■ **Written request**:
Count lines, not occurrences: report how many lines in the records hold the string "have", and nothing else.

■ **Data extracted from a collection**:
—————

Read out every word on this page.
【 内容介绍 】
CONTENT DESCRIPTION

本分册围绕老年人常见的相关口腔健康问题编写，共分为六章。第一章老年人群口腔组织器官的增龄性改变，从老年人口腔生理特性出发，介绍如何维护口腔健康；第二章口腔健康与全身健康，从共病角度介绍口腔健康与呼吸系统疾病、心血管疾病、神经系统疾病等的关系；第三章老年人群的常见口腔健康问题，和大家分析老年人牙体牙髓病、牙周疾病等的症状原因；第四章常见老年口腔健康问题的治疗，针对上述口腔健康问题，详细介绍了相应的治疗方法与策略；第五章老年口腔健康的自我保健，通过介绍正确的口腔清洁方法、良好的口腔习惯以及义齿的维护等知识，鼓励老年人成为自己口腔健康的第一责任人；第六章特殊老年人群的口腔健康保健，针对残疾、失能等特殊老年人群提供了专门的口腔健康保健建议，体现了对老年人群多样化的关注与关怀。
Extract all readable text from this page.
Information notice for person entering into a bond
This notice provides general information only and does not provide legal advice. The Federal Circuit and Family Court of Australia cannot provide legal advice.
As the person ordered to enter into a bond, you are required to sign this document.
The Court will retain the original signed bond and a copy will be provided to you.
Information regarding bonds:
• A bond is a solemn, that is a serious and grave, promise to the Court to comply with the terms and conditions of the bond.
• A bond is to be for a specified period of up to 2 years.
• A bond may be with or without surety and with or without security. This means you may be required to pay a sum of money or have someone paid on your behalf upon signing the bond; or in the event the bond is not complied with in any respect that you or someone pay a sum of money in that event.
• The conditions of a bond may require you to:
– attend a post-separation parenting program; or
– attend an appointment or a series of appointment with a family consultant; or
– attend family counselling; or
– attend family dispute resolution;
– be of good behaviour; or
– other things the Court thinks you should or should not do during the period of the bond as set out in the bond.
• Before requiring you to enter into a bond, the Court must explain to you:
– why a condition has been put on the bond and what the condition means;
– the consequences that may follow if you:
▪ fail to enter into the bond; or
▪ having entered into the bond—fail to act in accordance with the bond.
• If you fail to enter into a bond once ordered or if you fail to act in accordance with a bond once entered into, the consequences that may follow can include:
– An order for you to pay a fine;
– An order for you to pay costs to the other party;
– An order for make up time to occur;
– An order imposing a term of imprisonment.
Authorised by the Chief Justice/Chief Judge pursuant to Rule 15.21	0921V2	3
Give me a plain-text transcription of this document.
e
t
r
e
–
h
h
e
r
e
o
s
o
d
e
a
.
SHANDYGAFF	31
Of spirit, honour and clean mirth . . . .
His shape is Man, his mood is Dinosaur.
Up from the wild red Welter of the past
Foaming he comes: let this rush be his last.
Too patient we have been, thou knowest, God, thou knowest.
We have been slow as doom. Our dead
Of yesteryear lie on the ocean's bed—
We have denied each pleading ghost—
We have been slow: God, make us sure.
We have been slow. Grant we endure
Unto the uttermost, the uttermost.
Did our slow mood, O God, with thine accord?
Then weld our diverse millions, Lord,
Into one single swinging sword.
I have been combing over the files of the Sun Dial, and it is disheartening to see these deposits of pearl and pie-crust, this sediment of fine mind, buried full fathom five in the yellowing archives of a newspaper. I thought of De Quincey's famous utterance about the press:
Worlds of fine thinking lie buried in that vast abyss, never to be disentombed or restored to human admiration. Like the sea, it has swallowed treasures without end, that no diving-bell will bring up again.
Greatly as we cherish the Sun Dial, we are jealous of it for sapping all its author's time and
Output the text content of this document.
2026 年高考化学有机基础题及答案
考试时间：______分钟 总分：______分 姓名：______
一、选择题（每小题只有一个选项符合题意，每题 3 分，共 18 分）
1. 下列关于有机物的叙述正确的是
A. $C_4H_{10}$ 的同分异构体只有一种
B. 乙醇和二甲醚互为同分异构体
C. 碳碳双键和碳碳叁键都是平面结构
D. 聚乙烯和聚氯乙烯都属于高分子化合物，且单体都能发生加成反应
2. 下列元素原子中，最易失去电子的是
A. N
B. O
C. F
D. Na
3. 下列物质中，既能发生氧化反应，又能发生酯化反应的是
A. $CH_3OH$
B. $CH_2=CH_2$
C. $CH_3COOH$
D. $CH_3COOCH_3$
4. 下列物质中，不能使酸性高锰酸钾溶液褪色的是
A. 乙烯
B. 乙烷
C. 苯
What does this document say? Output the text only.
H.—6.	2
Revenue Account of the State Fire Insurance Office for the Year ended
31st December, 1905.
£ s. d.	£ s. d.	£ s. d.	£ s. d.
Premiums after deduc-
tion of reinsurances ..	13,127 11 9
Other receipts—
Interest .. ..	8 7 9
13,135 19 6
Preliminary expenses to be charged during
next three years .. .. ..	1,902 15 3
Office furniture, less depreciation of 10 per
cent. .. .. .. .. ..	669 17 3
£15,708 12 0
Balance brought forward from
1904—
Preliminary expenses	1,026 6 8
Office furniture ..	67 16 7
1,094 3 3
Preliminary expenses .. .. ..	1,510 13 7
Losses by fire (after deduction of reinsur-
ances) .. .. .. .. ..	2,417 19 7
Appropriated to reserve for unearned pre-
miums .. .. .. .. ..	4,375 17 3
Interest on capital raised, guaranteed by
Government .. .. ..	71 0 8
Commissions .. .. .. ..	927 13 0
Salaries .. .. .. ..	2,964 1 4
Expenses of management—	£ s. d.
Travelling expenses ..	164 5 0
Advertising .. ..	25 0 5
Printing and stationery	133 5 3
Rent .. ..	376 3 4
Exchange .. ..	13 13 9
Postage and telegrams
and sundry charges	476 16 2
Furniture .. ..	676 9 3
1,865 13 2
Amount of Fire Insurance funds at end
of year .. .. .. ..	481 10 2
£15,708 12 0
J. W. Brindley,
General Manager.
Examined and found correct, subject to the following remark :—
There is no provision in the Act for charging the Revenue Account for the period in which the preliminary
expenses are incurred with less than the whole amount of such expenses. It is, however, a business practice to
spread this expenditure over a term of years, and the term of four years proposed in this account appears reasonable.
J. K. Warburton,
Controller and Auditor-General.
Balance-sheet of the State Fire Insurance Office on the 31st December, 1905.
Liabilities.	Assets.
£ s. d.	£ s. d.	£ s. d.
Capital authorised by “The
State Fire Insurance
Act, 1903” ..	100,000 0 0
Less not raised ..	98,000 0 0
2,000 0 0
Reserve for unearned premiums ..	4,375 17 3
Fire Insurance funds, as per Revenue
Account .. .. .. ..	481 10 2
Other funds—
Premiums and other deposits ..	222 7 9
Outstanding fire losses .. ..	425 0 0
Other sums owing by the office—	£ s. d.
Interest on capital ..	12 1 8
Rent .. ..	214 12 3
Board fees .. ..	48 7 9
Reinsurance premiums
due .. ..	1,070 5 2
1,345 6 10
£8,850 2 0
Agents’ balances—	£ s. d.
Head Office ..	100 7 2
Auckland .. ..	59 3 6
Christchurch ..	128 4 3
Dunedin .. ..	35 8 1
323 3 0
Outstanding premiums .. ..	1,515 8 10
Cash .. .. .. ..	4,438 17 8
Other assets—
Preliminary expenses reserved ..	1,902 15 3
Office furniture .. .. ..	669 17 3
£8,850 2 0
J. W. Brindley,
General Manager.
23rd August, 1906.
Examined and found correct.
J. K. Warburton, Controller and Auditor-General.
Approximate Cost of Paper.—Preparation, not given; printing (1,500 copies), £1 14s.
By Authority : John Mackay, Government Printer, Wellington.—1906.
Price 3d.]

—————

■ **The answer**:
7